→ The records
● ● ● ● ● ● ●

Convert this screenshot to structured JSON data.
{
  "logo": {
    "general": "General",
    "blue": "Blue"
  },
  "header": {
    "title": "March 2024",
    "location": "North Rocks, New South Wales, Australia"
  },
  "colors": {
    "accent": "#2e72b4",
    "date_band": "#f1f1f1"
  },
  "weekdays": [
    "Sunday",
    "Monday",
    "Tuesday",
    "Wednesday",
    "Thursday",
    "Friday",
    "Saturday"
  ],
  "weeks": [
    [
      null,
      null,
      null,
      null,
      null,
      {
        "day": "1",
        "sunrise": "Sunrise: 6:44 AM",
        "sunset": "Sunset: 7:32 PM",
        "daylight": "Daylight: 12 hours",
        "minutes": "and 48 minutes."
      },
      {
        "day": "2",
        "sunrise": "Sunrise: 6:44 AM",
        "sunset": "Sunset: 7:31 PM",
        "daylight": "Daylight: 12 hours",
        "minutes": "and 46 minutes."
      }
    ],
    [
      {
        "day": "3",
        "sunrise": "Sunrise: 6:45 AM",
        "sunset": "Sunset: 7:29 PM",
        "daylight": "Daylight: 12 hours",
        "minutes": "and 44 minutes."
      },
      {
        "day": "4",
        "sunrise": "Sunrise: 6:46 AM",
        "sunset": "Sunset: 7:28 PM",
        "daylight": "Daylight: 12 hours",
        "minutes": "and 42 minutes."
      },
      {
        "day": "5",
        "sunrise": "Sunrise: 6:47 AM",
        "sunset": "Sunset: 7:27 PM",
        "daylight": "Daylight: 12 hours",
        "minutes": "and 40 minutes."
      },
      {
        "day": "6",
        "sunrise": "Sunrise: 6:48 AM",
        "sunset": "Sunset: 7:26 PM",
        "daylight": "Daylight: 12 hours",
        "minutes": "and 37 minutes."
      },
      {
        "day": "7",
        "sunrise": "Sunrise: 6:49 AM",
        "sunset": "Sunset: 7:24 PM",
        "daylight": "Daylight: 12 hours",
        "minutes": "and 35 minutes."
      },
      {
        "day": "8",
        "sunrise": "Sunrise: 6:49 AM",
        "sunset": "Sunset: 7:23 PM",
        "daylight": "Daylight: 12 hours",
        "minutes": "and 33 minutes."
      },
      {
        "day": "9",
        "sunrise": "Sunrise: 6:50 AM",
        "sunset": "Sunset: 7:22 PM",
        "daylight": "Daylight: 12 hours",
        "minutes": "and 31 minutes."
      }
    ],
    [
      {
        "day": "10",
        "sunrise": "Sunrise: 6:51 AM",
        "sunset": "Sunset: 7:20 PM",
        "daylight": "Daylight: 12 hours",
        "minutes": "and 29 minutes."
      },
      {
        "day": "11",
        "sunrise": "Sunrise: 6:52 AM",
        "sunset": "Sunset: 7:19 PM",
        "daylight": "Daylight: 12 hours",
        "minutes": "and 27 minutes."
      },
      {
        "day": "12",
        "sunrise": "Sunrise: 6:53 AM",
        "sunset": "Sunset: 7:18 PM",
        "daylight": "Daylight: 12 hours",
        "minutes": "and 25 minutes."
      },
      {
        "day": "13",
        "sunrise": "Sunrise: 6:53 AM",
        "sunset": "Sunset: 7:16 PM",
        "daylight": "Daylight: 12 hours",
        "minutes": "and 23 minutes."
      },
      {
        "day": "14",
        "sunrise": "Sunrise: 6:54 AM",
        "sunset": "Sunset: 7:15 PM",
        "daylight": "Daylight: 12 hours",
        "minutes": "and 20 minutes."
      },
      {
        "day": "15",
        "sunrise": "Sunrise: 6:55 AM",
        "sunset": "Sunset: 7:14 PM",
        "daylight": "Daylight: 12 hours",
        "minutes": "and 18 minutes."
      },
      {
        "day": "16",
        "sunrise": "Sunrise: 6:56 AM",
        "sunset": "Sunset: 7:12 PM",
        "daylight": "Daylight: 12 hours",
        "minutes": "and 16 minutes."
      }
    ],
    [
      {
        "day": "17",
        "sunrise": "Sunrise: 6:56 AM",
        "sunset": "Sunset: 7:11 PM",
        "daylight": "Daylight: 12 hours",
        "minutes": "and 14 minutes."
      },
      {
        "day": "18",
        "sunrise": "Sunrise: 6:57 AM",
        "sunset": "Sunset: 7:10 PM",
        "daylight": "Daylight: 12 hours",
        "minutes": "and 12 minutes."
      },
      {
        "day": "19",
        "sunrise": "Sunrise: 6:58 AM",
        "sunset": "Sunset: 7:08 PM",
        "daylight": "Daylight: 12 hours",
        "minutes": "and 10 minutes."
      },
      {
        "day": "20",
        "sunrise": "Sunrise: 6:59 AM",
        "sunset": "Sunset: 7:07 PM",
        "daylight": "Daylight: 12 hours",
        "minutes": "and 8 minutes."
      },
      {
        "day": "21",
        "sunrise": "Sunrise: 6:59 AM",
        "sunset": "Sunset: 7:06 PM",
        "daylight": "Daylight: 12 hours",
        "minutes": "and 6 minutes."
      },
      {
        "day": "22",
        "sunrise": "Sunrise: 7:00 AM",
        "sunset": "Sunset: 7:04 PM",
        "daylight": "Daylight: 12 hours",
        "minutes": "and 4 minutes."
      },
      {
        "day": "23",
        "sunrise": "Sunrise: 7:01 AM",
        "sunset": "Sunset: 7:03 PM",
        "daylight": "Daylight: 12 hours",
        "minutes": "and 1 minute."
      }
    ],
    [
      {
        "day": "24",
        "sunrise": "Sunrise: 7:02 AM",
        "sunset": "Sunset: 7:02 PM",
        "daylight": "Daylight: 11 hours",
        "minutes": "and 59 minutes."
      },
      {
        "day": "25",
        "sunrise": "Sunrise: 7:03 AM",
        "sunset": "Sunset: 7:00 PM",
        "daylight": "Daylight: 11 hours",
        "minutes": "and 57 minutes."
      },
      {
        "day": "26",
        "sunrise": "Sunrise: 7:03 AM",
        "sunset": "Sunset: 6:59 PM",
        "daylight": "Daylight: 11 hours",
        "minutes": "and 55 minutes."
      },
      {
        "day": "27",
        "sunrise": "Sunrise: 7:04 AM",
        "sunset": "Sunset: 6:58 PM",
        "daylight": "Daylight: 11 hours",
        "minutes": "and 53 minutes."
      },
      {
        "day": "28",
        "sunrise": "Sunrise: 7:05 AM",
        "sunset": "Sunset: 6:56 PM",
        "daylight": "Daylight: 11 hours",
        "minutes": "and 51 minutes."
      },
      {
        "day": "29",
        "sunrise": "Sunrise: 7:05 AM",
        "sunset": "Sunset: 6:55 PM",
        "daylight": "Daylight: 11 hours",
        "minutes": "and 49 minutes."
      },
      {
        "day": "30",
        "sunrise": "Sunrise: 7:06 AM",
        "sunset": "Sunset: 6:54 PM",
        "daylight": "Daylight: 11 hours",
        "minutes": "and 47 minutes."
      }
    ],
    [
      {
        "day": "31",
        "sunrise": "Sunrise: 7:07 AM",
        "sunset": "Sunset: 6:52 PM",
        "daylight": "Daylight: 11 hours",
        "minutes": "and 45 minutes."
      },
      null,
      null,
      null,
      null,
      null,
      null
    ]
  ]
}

● ● ● ● ● ● ●

→ Exercise
Each line of the material above must be retyped precisely.

→ Solution to this problem
Convert this screenshot to structured JSON data.
{
  "logo": {
    "general": "General",
    "blue": "Blue"
  },
  "header": {
    "title": "March 2024",
    "location": "North Rocks, New South Wales, Australia"
  },
  "colors": {
    "accent": "#2e72b4",
    "date_band": "#f1f1f1"
  },
  "weekdays": [
    "Sunday",
    "Monday",
    "Tuesday",
    "Wednesday",
    "Thursday",
    "Friday",
    "Saturday"
  ],
  "weeks": [
    [
      null,
      null,
      null,
      null,
      null,
      {
        "day": "1",
        "sunrise": "Sunrise: 6:44 AM",
        "sunset": "Sunset: 7:32 PM",
        "daylight": "Daylight: 12 hours",
        "minutes": "and 48 minutes."
      },
      {
        "day": "2",
        "sunrise": "Sunrise: 6:44 AM",
        "sunset": "Sunset: 7:31 PM",
        "daylight": "Daylight: 12 hours",
        "minutes": "and 46 minutes."
      }
    ],
    [
      {
        "day": "3",
        "sunrise": "Sunrise: 6:45 AM",
        "sunset": "Sunset: 7:29 PM",
        "daylight": "Daylight: 12 hours",
        "minutes": "and 44 minutes."
      },
      {
        "day": "4",
        "sunrise": "Sunrise: 6:46 AM",
        "sunset": "Sunset: 7:28 PM",
        "daylight": "Daylight: 12 hours",
        "minutes": "and 42 minutes."
      },
      {
        "day": "5",
        "sunrise": "Sunrise: 6:47 AM",
        "sunset": "Sunset: 7:27 PM",
        "daylight": "Daylight: 12 hours",
        "minutes": "and 40 minutes."
      },
      {
        "day": "6",
        "sunrise": "Sunrise: 6:48 AM",
        "sunset": "Sunset: 7:26 PM",
        "daylight": "Daylight: 12 hours",
        "minutes": "and 37 minutes."
      },
      {
        "day": "7",
        "sunrise": "Sunrise: 6:49 AM",
        "sunset": "Sunset: 7:24 PM",
        "daylight": "Daylight: 12 hours",
        "minutes": "and 35 minutes."
      },
      {
        "day": "8",
        "sunrise": "Sunrise: 6:49 AM",
        "sunset": "Sunset: 7:23 PM",
        "daylight": "Daylight: 12 hours",
        "minutes": "and 33 minutes."
      },
      {
        "day": "9",
        "sunrise": "Sunrise: 6:50 AM",
        "sunset": "Sunset: 7:22 PM",
        "daylight": "Daylight: 12 hours",
        "minutes": "and 31 minutes."
      }
    ],
    [
      {
        "day": "10",
        "sunrise": "Sunrise: 6:51 AM",
        "sunset": "Sunset: 7:20 PM",
        "daylight": "Daylight: 12 hours",
        "minutes": "and 29 minutes."
      },
      {
        "day": "11",
        "sunrise": "Sunrise: 6:52 AM",
        "sunset": "Sunset: 7:19 PM",
        "daylight": "Daylight: 12 hours",
        "minutes": "and 27 minutes."
      },
      {
        "day": "12",
        "sunrise": "Sunrise: 6:53 AM",
        "sunset": "Sunset: 7:18 PM",
        "daylight": "Daylight: 12 hours",
        "minutes": "and 25 minutes."
      },
      {
        "day": "13",
        "sunrise": "Sunrise: 6:53 AM",
        "sunset": "Sunset: 7:16 PM",
        "daylight": "Daylight: 12 hours",
        "minutes": "and 23 minutes."
      },
      {
        "day": "14",
        "sunrise": "Sunrise: 6:54 AM",
        "sunset": "Sunset: 7:15 PM",
        "daylight": "Daylight: 12 hours",
        "minutes": "and 20 minutes."
      },
      {
        "day": "15",
        "sunrise": "Sunrise: 6:55 AM",
        "sunset": "Sunset: 7:14 PM",
        "daylight": "Daylight: 12 hours",
        "minutes": "and 18 minutes."
      },
      {
        "day": "16",
        "sunrise": "Sunrise: 6:56 AM",
        "sunset": "Sunset: 7:12 PM",
        "daylight": "Daylight: 12 hours",
        "minutes": "and 16 minutes."
      }
    ],
    [
      {
        "day": "17",
        "sunrise": "Sunrise: 6:56 AM",
        "sunset": "Sunset: 7:11 PM",
        "daylight": "Daylight: 12 hours",
        "minutes": "and 14 minutes."
      },
      {
        "day": "18",
        "sunrise": "Sunrise: 6:57 AM",
        "sunset": "Sunset: 7:10 PM",
        "daylight": "Daylight: 12 hours",
        "minutes": "and 12 minutes."
      },
      {
        "day": "19",
        "sunrise": "Sunrise: 6:58 AM",
        "sunset": "Sunset: 7:08 PM",
        "daylight": "Daylight: 12 hours",
        "minutes": "and 10 minutes."
      },
      {
        "day": "20",
        "sunrise": "Sunrise: 6:59 AM",
        "sunset": "Sunset: 7:07 PM",
        "daylight": "Daylight: 12 hours",
        "minutes": "and 8 minutes."
      },
      {
        "day": "21",
        "sunrise": "Sunrise: 6:59 AM",
        "sunset": "Sunset: 7:06 PM",
        "daylight": "Daylight: 12 hours",
        "minutes": "and 6 minutes."
      },
      {
        "day": "22",
        "sunrise": "Sunrise: 7:00 AM",
        "sunset": "Sunset: 7:04 PM",
        "daylight": "Daylight: 12 hours",
        "minutes": "and 4 minutes."
      },
      {
        "day": "23",
        "sunrise": "Sunrise: 7:01 AM",
        "sunset": "Sunset: 7:03 PM",
        "daylight": "Daylight: 12 hours",
        "minutes": "and 1 minute."
      }
    ],
    [
      {
        "day": "24",
        "sunrise": "Sunrise: 7:02 AM",
        "sunset": "Sunset: 7:02 PM",
        "daylight": "Daylight: 11 hours",
        "minutes": "and 59 minutes."
      },
      {
        "day": "25",
        "sunrise": "Sunrise: 7:03 AM",
        "sunset": "Sunset: 7:00 PM",
        "daylight": "Daylight: 11 hours",
        "minutes": "and 57 minutes."
      },
      {
        "day": "26",
        "sunrise": "Sunrise: 7:03 AM",
        "sunset": "Sunset: 6:59 PM",
        "daylight": "Daylight: 11 hours",
        "minutes": "and 55 minutes."
      },
      {
        "day": "27",
        "sunrise": "Sunrise: 7:04 AM",
        "sunset": "Sunset: 6:58 PM",
        "daylight": "Daylight: 11 hours",
        "minutes": "and 53 minutes."
      },
      {
        "day": "28",
        "sunrise": "Sunrise: 7:05 AM",
        "sunset": "Sunset: 6:56 PM",
        "daylight": "Daylight: 11 hours",
        "minutes": "and 51 minutes."
      },
      {
        "day": "29",
        "sunrise": "Sunrise: 7:05 AM",
        "sunset": "Sunset: 6:55 PM",
        "daylight": "Daylight: 11 hours",
        "minutes": "and 49 minutes."
      },
      {
        "day": "30",
        "sunrise": "Sunrise: 7:06 AM",
        "sunset": "Sunset: 6:54 PM",
        "daylight": "Daylight: 11 hours",
        "minutes": "and 47 minutes."
      }
    ],
    [
      {
        "day": "31",
        "sunrise": "Sunrise: 7:07 AM",
        "sunset": "Sunset: 6:52 PM",
        "daylight": "Daylight: 11 hours",
        "minutes": "and 45 minutes."
      },
      null,
      null,
      null,
      null,
      null,
      null
    ]
  ]
}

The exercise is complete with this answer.